• DIRECTIONS:
Determine the number of lines that contain the word "Drain", then state that number and nothing more.
········
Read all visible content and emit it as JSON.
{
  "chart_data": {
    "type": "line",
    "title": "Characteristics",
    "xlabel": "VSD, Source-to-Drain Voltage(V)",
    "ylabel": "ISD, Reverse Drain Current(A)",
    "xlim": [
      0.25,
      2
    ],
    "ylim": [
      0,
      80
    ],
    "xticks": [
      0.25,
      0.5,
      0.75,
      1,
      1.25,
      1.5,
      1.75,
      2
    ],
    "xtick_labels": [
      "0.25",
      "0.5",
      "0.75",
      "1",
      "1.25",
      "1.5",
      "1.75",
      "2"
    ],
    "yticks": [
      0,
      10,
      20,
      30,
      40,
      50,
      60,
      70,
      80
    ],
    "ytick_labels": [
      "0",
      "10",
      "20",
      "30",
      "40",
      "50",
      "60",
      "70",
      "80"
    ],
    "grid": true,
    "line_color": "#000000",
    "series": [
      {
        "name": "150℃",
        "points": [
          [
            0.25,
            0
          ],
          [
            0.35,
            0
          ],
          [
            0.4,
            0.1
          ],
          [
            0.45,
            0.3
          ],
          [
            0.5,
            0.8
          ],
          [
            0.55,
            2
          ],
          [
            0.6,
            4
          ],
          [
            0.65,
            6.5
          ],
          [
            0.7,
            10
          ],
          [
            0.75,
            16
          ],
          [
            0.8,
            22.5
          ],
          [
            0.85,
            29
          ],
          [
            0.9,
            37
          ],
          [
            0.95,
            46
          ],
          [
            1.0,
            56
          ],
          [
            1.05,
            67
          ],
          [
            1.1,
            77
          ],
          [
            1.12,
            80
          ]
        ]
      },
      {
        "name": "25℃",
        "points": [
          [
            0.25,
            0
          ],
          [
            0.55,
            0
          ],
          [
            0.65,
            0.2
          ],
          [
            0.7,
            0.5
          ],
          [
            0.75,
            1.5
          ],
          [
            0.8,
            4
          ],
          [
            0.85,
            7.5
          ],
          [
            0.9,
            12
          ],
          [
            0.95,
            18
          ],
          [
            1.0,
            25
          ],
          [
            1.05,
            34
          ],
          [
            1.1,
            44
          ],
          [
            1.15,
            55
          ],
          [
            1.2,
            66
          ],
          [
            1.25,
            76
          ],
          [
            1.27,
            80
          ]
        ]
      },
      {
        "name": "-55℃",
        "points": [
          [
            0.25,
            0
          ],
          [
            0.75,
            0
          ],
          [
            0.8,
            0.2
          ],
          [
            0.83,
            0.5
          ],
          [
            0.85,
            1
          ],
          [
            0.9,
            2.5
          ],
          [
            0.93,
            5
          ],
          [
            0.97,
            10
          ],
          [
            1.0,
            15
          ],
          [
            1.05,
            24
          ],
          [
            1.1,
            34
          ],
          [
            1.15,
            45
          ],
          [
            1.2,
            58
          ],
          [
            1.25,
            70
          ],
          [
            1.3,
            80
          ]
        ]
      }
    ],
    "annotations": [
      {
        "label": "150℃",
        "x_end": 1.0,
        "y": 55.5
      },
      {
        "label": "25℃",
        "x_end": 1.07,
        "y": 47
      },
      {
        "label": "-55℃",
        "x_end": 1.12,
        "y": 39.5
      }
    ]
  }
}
········
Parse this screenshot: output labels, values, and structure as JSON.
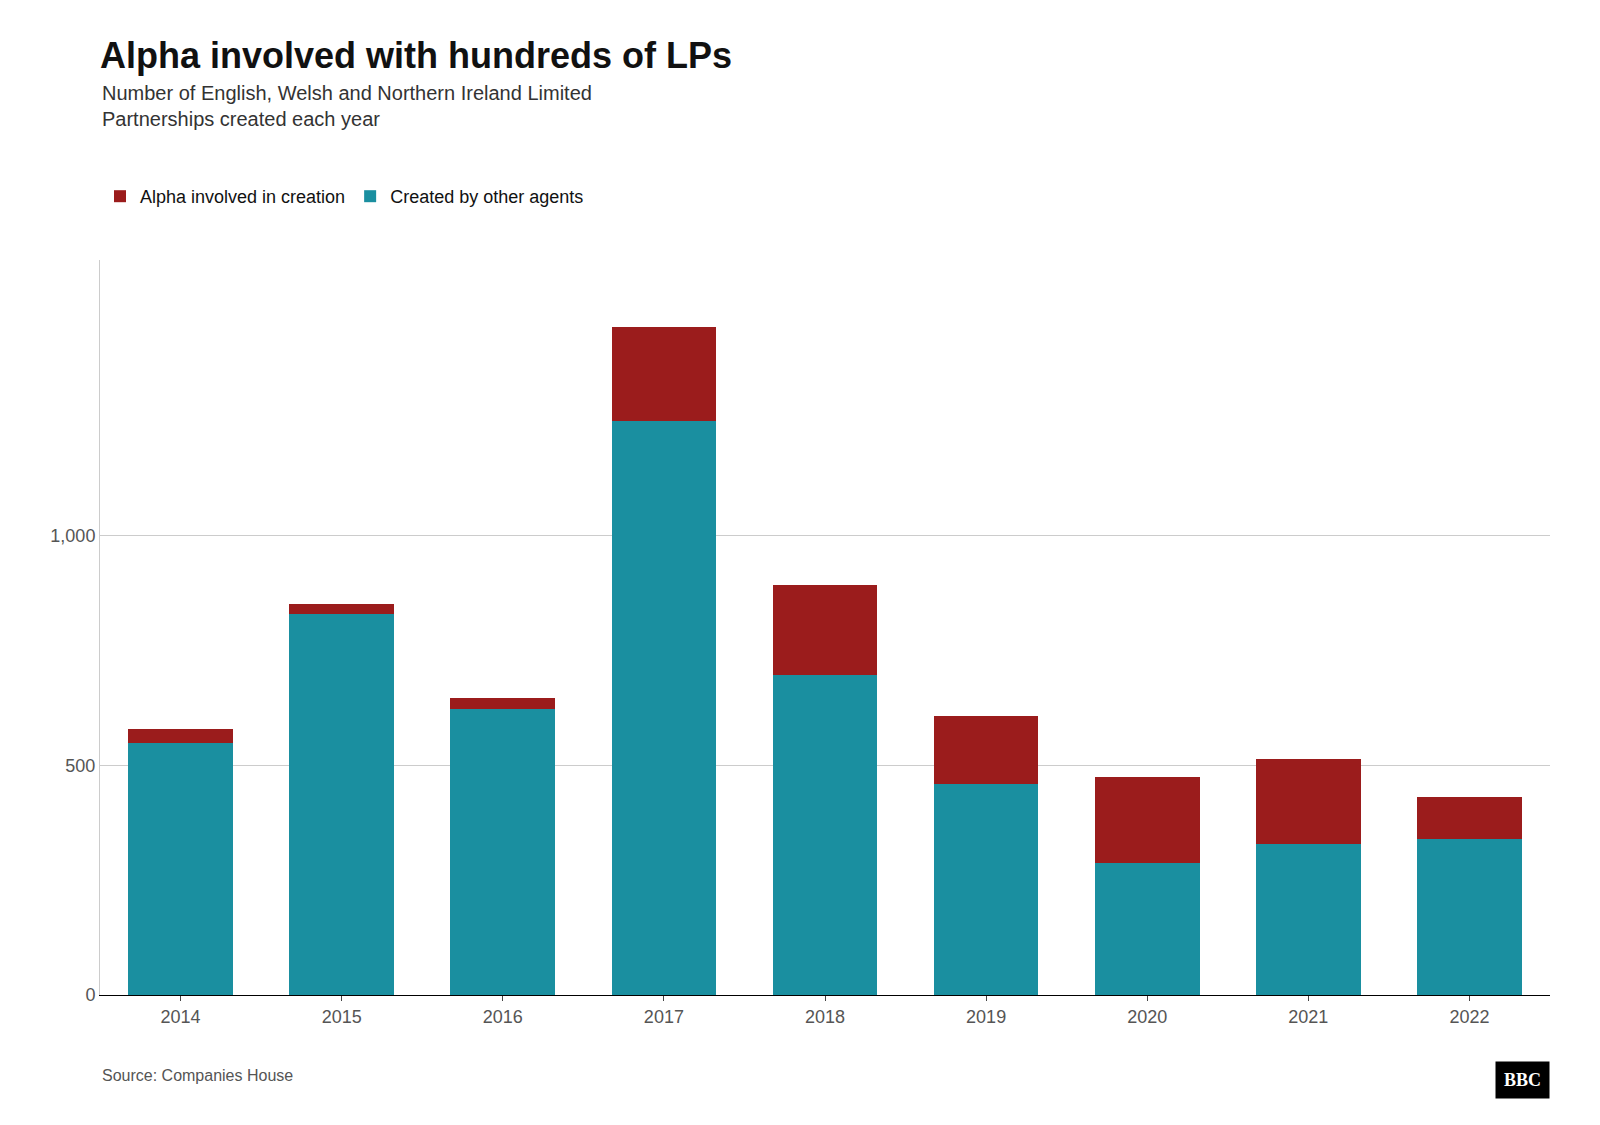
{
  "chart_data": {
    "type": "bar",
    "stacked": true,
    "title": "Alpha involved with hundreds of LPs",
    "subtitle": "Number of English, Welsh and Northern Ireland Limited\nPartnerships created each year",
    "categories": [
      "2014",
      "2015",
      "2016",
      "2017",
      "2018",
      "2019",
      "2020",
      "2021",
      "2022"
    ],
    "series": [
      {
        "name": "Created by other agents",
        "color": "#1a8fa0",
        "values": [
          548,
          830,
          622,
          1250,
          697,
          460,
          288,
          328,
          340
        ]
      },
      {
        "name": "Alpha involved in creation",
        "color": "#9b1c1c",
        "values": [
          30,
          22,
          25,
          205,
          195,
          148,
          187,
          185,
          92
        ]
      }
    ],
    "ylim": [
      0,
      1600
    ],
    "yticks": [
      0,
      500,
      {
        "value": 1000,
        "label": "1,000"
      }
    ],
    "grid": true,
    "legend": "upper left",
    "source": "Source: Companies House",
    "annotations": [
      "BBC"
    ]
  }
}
········
• FULL RESPONSE:
2